» WORK INSTRUCTIONS
Every line below that includes "Новомосковску" counts toward the total. Report that total alone.

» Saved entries
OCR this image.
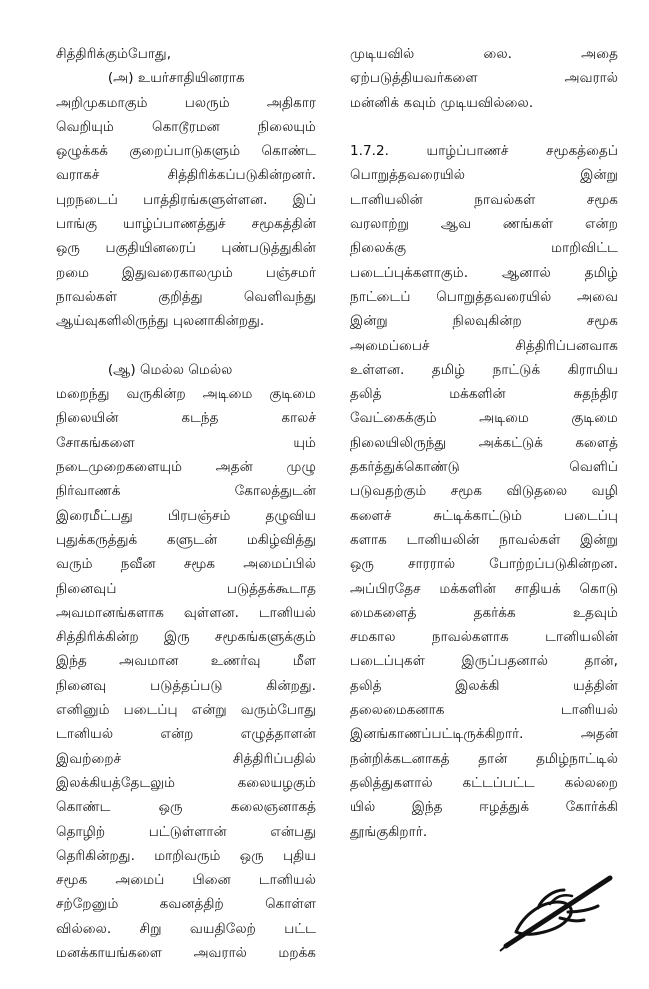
சித்திரிக்கும்போது,
(அ) உயர்சாதியினராக
அறிமுகமாகும் பலரும் அதிகார
வெறியும் கொடூரமன நிலையும்
ஒழுக்கக் குறைப்பாடுகளும் கொண்ட
வராகச் சித்திரிக்கப்படுகின்றனர்.
புறநடைப் பாத்திரங்களுள்ளன. இப்
பாங்கு யாழ்ப்பாணத்துச் சமூகத்தின்
ஒரு பகுதியினரைப் புண்படுத்துகின்
றமை இதுவரைகாலமும் பஞ்சமர்
நாவல்கள் குறித்து வெளிவந்து
ஆய்வுகளிலிருந்து புலனாகின்றது.
(ஆ) மெல்ல மெல்ல
மறைந்து வருகின்ற அடிமை குடிமை
நிலையின் கடந்த காலச்
சோகங்களை யும்
நடைமுறைகளையும் அதன் முழு
நிர்வாணக் கோலத்துடன்
இரைமீட்பது பிரபஞ்சம் தழுவிய
புதுக்கருத்துக் களுடன் மகிழ்வித்து
வரும் நவீன சமூக அமைப்பில்
நினைவுப் படுத்தக்கூடாத
அவமானங்களாக வுள்ளன. டானியல்
சித்திரிக்கின்ற இரு சமூகங்களுக்கும்
இந்த அவமான உணர்வு மீள
நினைவு படுத்தப்படு கின்றது.
எனினும் படைப்பு என்று வரும்போது
டானியல் என்ற எழுத்தாளன்
இவற்றைச் சித்திரிப்பதில்
இலக்கியத்தேடலும் கலையழகும்
கொண்ட ஒரு கலைஞனாகத்
தொழிற் பட்டுள்ளான் என்பது
தெரிகின்றது. மாறிவரும் ஒரு புதிய
சமூக அமைப் பினை டானியல்
சற்றேனும் கவனத்திற் கொள்ள
வில்லை. சிறு வயதிலேற் பட்ட
மனக்காயங்களை அவரால் மறக்க
முடியவில் லை. அதை
ஏற்படுத்தியவர்களை அவரால்
மன்னிக் கவும் முடியவில்லை.
1.7.2. யாழ்ப்பாணச் சமூகத்தைப்
பொறுத்தவரையில் இன்று
டானியலின் நாவல்கள் சமூக
வரலாற்று ஆவ ணங்கள் என்ற
நிலைக்கு மாறிவிட்ட
படைப்புக்களாகும். ஆனால் தமிழ்
நாட்டைப் பொறுத்தவரையில் அவை
இன்று நிலவுகின்ற சமூக
அமைப்பைச் சித்திரிப்பனவாக
உள்ளன. தமிழ் நாட்டுக் கிராமிய
தலித் மக்களின் சுதந்திர
வேட்கைக்கும் அடிமை குடிமை
நிலையிலிருந்து அக்கட்டுக் களைத்
தகர்த்துக்கொண்டு வெளிப்
படுவதற்கும் சமூக விடுதலை வழி
களைச் சுட்டிக்காட்டும் படைப்பு
களாக டானியலின் நாவல்கள் இன்று
ஒரு சாரரால் போற்றப்படுகின்றன.
அப்பிரதேச மக்களின் சாதியக் கொடு
மைகளைத் தகர்க்க உதவும்
சமகால நாவல்களாக டானியலின்
படைப்புகள் இருப்பதனால் தான்,
தலித் இலக்கி யத்தின்
தலைமைகனாக டானியல்
இனங்காணப்பட்டிருக்கிறார். அதன்
நன்றிக்கடனாகத் தான் தமிழ்நாட்டில்
தலித்துகளால் கட்டப்பட்ட கல்லறை
யில் இந்த ஈழத்துக் கோர்க்கி
தூங்குகிறார்.
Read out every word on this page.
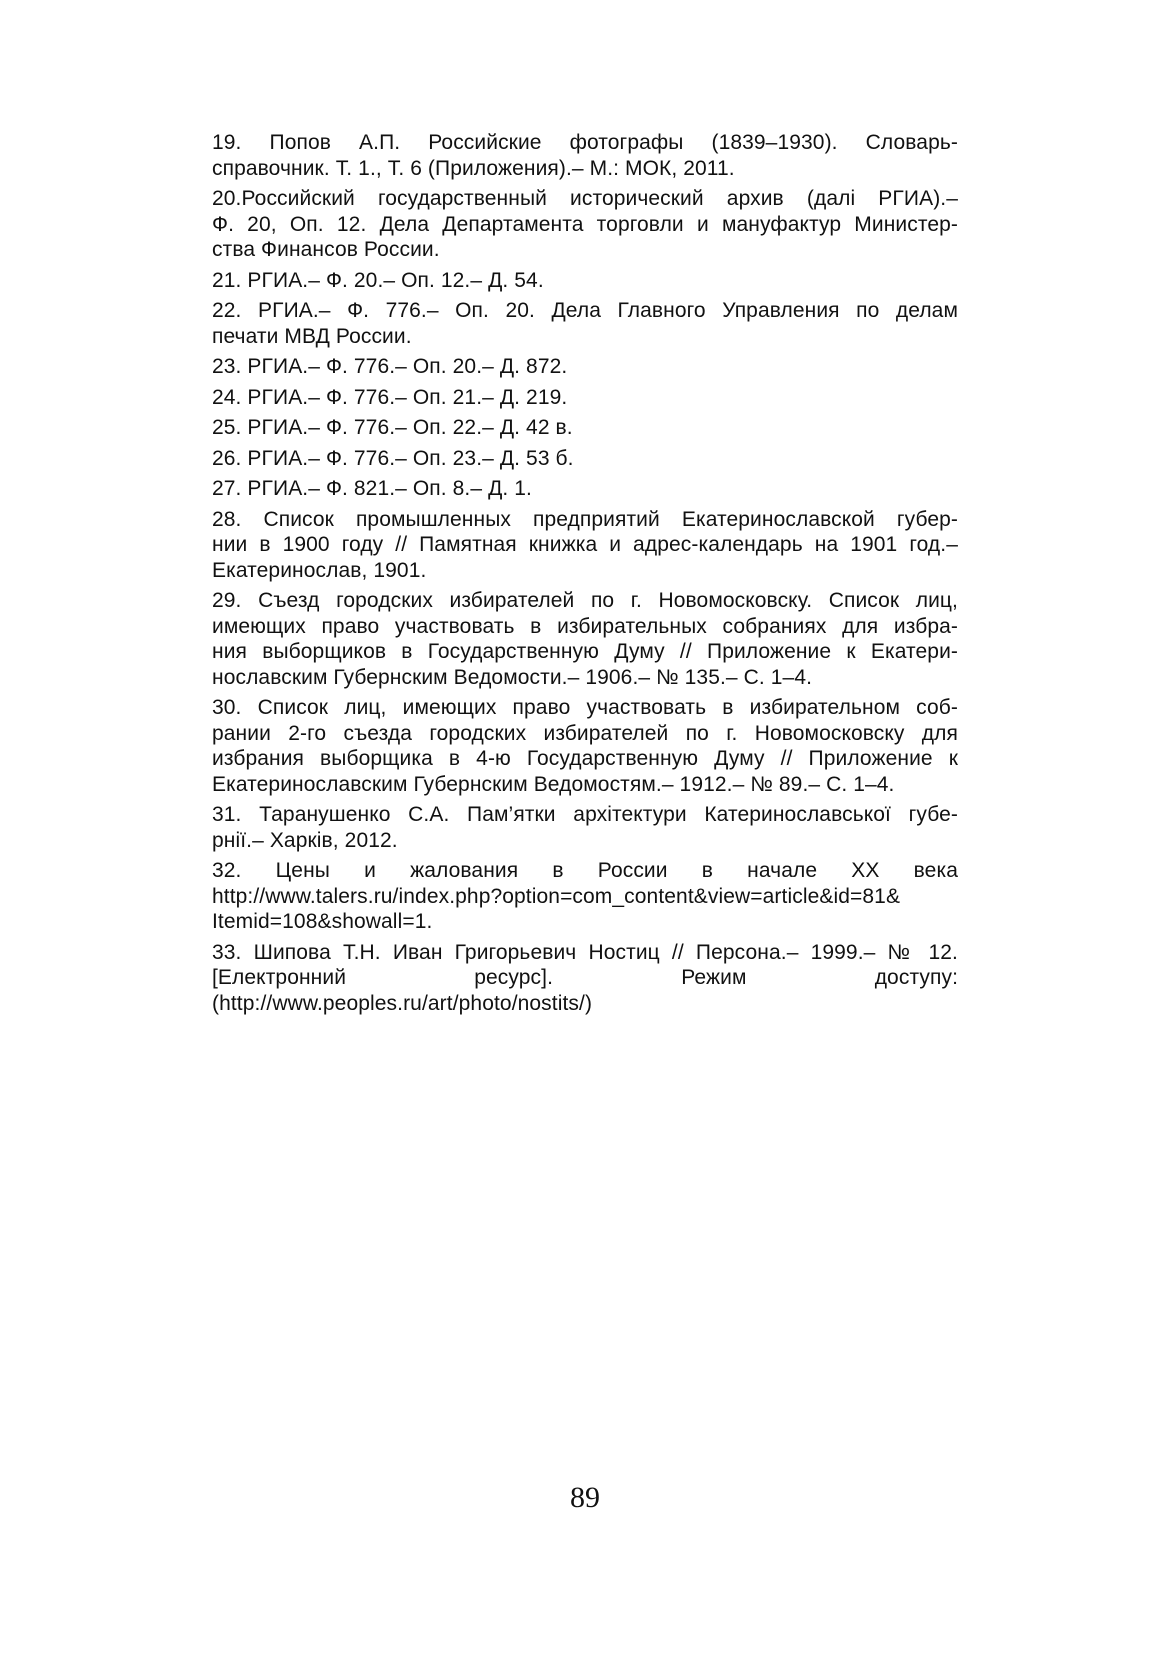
19. Попов А.П. Российские фотографы (1839–1930). Словарь-
справочник. Т. 1., Т. 6 (Приложения).– М.: МОК, 2011.
20.Российский государственный исторический архив (далі РГИА).–
Ф. 20, Оп. 12. Дела Департамента торговли и мануфактур Министер-
ства Финансов России.
21. РГИА.– Ф. 20.– Оп. 12.– Д. 54.
22. РГИА.– Ф. 776.– Оп. 20. Дела Главного Управления по делам
печати МВД России.
23. РГИА.– Ф. 776.– Оп. 20.– Д. 872.
24. РГИА.– Ф. 776.– Оп. 21.– Д. 219.
25. РГИА.– Ф. 776.– Оп. 22.– Д. 42 в.
26. РГИА.– Ф. 776.– Оп. 23.– Д. 53 б.
27. РГИА.– Ф. 821.– Оп. 8.– Д. 1.
28. Список промышленных предприятий Екатеринославской губер-
нии в 1900 году // Памятная книжка и адрес-календарь на 1901 год.–
Екатеринослав, 1901.
29. Съезд городских избирателей по г. Новомосковску. Список лиц,
имеющих право участвовать в избирательных собраниях для избра-
ния выборщиков в Государственную Думу // Приложение к Екатери-
нославским Губернским Ведомости.– 1906.– № 135.– С. 1–4.
30. Список лиц, имеющих право участвовать в избирательном соб-
рании 2-го съезда городских избирателей по г. Новомосковску для
избрания выборщика в 4-ю Государственную Думу // Приложение к
Екатеринославским Губернским Ведомостям.– 1912.– № 89.– С. 1–4.
31. Таранушенко С.А. Пам’ятки архітектури Катеринославської губе-
рнії.– Харків, 2012.
32. Цены и жалования в России в начале XX века
http://www.talers.ru/index.php?option=com_content&view=article&id=81&
Itemid=108&showall=1.
33. Шипова Т.Н. Иван Григорьевич Ностиц // Персона.– 1999.– № 12.
[Електронний ресурс]. Режим доступу:
(http://www.peoples.ru/art/photo/nostits/)
89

» TASK RESPONSE
2